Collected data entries
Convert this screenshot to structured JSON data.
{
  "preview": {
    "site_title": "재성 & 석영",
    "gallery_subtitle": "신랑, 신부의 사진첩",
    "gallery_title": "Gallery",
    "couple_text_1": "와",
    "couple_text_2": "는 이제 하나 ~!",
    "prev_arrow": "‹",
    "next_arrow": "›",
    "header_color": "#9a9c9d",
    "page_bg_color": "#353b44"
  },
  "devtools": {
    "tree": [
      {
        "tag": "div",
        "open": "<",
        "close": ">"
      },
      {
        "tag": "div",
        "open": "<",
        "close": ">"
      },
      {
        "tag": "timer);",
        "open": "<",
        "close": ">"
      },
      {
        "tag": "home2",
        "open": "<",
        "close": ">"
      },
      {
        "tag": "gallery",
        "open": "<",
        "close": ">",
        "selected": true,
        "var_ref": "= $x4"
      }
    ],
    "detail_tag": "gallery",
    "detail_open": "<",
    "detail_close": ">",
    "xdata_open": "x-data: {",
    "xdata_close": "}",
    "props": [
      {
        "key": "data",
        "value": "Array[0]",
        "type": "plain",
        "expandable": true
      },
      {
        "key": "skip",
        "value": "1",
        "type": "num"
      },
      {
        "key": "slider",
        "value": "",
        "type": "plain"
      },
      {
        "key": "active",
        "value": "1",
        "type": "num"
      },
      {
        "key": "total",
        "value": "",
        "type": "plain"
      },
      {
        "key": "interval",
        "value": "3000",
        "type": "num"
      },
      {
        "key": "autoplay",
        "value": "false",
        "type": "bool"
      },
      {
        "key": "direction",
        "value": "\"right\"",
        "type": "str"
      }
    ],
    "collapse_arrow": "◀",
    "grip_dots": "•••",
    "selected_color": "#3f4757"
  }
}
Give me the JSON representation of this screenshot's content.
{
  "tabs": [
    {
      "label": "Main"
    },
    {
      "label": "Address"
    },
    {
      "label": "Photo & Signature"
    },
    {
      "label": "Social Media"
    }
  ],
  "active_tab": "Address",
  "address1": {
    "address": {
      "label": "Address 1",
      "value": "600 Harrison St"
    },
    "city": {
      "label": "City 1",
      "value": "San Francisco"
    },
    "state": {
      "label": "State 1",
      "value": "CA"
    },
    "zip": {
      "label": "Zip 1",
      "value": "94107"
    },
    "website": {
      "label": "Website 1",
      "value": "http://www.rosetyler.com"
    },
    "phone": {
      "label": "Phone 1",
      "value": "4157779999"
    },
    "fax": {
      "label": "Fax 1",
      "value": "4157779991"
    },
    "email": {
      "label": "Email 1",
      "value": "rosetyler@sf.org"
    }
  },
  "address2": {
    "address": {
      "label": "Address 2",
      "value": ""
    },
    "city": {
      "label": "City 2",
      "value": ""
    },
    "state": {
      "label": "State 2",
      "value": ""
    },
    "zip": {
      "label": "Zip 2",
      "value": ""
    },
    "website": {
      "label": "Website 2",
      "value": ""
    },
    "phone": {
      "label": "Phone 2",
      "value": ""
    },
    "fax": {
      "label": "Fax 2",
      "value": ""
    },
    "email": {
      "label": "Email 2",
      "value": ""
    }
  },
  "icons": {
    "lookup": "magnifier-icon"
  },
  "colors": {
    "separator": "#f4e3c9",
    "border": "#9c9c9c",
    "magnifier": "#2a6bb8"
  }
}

...

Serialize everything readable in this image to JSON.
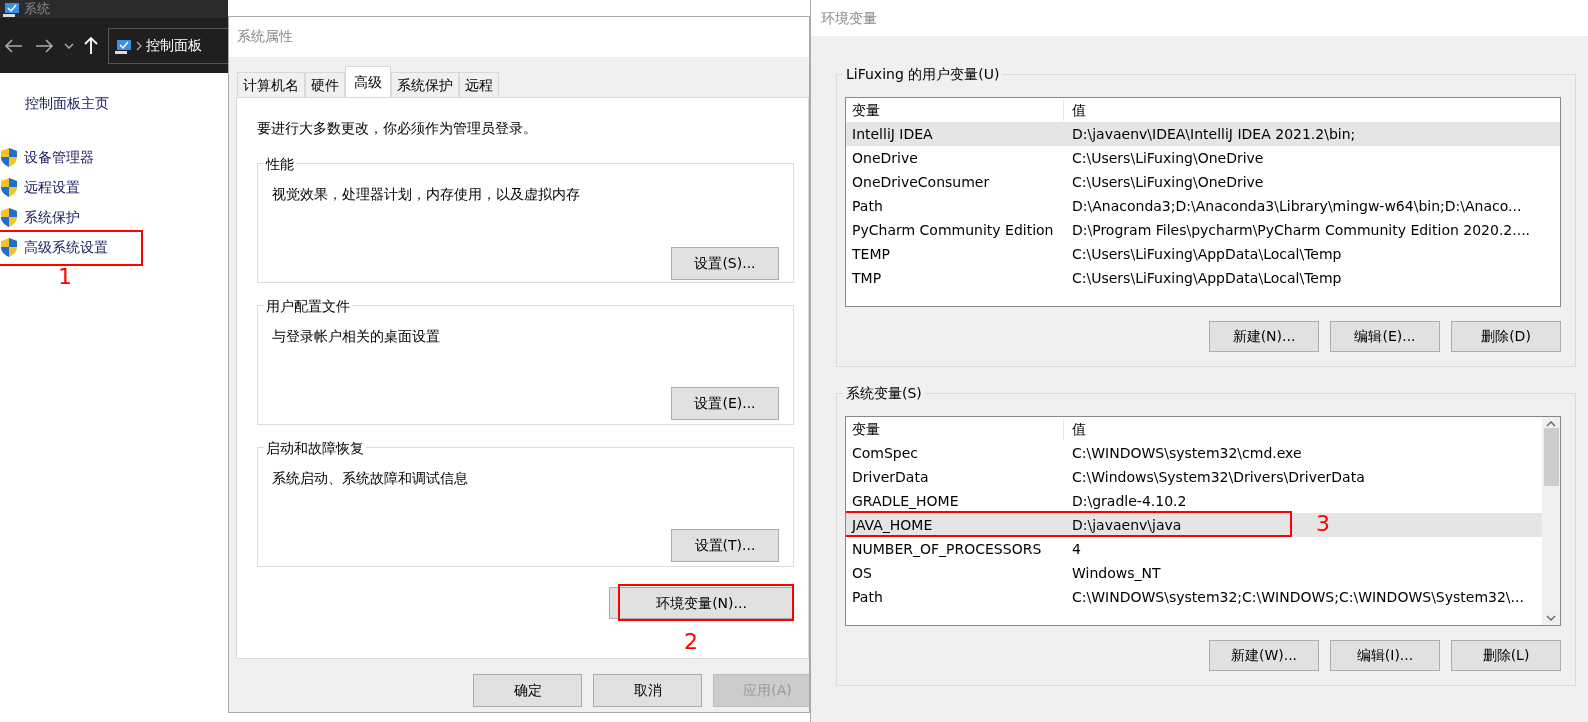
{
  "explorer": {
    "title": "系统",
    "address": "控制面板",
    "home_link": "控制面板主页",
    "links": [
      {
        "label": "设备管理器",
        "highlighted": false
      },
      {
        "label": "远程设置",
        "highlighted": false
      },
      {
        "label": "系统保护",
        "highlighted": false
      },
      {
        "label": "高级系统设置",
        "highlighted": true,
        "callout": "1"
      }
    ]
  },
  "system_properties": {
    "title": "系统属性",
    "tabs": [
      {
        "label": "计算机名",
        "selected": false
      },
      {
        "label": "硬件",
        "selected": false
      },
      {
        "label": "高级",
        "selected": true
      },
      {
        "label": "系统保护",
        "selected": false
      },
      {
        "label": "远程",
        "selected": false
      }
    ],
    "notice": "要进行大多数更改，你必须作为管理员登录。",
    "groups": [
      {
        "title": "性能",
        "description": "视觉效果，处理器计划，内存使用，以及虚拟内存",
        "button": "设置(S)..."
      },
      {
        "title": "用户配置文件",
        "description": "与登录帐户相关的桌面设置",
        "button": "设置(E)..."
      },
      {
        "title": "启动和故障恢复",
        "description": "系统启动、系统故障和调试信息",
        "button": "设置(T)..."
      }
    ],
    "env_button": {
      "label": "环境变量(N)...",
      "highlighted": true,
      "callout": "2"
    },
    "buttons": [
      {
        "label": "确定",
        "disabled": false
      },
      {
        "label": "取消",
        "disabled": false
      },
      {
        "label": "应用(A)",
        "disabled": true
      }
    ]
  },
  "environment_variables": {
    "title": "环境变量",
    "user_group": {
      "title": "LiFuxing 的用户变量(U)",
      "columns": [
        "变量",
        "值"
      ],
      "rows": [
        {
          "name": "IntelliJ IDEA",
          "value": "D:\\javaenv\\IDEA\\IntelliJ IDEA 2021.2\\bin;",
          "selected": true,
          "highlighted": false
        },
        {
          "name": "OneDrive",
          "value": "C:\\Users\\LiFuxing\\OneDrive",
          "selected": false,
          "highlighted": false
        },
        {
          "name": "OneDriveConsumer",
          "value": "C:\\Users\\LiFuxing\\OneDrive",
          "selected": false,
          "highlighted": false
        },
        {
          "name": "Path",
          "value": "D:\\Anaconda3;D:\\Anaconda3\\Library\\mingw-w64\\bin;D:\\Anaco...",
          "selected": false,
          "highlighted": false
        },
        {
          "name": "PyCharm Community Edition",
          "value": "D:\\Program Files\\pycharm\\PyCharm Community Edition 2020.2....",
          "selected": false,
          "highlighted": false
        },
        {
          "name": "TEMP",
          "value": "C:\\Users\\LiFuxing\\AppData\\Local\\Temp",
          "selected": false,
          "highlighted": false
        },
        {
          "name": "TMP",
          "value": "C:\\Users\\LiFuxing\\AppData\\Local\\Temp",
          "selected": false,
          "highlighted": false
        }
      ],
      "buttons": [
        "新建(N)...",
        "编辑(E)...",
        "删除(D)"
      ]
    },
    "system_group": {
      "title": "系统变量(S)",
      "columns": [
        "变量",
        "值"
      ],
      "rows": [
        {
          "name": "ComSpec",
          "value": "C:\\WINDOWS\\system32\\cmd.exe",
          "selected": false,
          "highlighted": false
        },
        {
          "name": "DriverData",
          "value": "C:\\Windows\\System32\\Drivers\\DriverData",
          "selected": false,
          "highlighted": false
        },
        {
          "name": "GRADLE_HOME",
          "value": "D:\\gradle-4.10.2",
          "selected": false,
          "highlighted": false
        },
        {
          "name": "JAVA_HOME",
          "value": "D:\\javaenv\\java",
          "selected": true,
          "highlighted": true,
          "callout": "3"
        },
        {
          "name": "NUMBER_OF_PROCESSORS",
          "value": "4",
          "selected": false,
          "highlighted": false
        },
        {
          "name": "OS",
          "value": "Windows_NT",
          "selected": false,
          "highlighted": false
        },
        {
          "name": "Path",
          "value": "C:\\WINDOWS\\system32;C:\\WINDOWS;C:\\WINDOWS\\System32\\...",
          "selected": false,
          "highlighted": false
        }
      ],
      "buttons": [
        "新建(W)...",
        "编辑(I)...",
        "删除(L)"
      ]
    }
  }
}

---

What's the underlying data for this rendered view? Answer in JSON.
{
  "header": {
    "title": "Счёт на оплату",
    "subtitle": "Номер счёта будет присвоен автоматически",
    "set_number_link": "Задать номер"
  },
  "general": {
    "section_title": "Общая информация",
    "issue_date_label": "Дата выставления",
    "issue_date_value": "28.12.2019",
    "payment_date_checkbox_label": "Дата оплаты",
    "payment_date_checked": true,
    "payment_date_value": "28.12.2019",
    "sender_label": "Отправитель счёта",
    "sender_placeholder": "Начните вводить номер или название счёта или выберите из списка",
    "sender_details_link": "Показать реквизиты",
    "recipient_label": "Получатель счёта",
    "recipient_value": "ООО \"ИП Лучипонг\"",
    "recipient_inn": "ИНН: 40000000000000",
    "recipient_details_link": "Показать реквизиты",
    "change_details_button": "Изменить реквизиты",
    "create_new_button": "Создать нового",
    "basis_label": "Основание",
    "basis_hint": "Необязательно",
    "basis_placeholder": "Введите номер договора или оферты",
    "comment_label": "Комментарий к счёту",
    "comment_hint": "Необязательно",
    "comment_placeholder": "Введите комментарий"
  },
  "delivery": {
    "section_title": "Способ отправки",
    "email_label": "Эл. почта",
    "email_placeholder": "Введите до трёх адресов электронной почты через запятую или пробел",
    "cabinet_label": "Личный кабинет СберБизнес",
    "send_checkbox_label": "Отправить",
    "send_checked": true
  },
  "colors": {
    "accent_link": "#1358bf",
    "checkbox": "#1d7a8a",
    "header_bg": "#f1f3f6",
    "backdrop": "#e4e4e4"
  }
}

» **TO DO**
Each line containing "screenshot" counts once; state the total number of such lines and nothing else.

» **EXERCISE SOLUTION**
2